To do -
Where a line contains the word "önce", copy that line.

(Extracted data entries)

— Begin —

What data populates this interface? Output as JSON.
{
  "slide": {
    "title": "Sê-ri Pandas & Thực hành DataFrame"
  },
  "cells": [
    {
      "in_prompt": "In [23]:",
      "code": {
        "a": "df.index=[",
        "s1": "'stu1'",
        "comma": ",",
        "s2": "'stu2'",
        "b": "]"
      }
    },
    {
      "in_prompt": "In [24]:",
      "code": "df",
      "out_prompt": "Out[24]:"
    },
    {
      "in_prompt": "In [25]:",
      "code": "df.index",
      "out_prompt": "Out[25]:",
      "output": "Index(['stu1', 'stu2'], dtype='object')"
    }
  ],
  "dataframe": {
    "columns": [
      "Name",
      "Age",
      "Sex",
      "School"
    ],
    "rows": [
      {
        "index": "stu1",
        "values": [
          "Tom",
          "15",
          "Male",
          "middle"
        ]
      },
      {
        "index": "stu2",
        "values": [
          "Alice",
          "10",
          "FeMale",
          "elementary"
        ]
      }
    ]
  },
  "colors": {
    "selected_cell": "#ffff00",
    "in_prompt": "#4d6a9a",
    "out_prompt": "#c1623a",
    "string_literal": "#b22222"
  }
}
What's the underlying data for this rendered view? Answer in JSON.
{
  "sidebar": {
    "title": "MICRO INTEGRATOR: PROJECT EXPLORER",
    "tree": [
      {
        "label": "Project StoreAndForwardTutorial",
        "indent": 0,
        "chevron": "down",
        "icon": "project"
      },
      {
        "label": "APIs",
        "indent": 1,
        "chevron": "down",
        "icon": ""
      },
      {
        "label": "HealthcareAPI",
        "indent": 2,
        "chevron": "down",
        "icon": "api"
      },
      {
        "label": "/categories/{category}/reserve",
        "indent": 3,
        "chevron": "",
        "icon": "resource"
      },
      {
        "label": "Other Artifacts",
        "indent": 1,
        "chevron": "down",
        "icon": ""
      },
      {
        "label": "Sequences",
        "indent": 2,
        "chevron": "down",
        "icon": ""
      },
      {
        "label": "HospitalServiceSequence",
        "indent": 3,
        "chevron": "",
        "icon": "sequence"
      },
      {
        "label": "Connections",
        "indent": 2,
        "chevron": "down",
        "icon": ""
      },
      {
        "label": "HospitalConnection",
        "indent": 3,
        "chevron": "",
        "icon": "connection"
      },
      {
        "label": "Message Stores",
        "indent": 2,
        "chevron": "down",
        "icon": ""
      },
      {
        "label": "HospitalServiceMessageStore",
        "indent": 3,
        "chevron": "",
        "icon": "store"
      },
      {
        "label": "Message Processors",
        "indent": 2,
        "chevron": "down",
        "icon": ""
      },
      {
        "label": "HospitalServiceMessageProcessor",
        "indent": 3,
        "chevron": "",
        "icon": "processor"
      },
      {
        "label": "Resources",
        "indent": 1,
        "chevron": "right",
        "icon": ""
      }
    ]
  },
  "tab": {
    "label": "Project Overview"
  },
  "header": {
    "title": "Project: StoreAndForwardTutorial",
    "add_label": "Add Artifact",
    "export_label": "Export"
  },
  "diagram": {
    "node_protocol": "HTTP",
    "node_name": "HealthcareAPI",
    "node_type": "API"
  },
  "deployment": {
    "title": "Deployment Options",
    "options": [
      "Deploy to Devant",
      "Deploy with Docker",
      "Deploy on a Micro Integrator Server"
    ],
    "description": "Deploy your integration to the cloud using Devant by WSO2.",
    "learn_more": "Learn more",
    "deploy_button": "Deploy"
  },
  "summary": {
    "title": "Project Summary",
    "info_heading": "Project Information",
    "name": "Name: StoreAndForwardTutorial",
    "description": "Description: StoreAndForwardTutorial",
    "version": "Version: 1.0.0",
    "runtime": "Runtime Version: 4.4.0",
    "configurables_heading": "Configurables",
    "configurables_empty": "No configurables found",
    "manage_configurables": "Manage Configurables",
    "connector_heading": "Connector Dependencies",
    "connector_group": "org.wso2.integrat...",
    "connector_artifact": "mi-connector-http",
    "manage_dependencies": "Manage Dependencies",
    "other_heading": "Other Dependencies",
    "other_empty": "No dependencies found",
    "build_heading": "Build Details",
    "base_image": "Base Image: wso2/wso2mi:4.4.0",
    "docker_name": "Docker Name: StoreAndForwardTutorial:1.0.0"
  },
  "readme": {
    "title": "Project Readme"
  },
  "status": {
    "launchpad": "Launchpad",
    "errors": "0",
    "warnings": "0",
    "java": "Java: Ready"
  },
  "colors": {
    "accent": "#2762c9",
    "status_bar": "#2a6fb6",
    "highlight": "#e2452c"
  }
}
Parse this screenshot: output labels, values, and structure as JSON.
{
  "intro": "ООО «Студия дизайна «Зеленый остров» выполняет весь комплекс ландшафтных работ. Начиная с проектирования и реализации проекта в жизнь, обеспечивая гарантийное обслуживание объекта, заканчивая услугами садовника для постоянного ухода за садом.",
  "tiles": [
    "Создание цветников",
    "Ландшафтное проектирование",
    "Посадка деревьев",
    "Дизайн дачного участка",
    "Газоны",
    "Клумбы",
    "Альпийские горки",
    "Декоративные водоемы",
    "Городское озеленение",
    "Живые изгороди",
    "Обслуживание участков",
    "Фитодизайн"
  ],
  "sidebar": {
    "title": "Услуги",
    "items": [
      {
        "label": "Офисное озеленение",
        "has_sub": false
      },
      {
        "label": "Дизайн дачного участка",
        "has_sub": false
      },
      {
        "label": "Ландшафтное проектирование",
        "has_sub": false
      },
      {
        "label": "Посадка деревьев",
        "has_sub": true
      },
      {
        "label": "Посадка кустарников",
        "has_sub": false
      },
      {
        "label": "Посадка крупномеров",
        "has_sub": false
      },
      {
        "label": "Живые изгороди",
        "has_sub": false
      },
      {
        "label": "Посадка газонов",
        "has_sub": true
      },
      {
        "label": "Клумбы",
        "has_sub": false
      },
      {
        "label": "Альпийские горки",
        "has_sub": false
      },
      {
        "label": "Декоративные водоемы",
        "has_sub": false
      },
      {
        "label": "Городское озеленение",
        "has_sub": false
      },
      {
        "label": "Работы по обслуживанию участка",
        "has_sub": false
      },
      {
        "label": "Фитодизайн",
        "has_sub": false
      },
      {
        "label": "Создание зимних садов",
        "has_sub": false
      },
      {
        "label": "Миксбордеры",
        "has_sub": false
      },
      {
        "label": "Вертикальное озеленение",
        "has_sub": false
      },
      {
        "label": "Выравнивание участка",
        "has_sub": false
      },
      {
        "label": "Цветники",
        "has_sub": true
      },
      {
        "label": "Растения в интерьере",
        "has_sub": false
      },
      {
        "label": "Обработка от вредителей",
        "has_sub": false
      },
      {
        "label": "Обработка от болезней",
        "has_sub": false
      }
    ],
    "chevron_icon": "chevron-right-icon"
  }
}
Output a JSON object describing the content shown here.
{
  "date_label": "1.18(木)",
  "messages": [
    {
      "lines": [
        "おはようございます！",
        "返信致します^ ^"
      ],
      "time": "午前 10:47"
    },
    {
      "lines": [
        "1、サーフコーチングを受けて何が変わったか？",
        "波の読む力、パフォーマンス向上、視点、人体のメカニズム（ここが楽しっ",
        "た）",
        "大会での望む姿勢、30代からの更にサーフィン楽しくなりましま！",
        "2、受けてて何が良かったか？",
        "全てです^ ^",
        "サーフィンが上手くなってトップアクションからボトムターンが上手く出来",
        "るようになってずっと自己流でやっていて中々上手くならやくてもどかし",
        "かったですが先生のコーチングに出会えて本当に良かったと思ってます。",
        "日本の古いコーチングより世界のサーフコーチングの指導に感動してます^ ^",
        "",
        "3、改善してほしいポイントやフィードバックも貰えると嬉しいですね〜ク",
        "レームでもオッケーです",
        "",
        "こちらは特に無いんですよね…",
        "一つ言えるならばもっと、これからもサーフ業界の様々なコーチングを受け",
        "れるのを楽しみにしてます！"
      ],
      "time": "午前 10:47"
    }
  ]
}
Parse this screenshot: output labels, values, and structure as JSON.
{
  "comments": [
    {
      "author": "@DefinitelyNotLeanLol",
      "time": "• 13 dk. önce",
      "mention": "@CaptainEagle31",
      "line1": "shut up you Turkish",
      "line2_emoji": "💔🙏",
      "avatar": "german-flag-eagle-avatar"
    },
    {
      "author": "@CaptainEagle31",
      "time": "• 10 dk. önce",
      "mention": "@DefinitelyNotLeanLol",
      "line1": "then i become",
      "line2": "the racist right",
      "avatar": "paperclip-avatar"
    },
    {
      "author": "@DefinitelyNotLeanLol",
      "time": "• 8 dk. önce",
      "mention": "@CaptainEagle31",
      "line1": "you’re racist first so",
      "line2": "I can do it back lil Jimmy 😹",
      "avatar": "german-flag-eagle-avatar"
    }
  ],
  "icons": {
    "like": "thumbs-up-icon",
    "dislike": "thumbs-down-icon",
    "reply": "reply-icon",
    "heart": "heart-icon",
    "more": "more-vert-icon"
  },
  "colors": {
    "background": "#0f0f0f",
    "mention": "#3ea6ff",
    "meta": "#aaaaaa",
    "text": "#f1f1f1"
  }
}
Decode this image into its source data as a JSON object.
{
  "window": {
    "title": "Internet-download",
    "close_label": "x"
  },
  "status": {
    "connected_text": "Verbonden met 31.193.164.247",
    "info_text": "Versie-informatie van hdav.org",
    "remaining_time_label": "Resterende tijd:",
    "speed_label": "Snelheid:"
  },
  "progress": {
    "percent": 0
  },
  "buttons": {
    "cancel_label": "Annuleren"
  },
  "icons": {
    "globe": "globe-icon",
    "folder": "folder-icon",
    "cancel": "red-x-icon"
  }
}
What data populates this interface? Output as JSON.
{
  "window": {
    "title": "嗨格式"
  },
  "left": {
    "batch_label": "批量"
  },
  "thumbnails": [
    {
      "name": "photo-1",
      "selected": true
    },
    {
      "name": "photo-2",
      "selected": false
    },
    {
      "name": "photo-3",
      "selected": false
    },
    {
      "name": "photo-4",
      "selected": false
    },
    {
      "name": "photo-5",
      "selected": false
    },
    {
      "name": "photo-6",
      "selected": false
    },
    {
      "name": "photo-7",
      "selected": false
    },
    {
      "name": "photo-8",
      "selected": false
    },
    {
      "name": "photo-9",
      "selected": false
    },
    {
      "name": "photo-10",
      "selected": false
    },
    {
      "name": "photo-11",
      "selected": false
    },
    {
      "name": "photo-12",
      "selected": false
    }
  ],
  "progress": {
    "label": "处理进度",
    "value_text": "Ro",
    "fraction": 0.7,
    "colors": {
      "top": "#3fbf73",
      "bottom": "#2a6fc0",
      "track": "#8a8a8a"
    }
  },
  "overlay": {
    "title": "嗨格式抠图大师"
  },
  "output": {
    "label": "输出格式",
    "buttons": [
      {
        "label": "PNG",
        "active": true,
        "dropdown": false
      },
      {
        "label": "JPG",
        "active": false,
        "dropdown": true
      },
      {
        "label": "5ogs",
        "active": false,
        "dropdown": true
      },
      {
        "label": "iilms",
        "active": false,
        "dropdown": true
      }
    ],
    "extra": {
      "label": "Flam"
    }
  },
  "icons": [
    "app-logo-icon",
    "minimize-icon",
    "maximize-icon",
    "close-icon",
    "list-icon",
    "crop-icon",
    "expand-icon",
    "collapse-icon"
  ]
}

— End —

Answer below -
      "time": "• 13 dk. önce",
      "time": "• 10 dk. önce",
      "time": "• 8 dk. önce",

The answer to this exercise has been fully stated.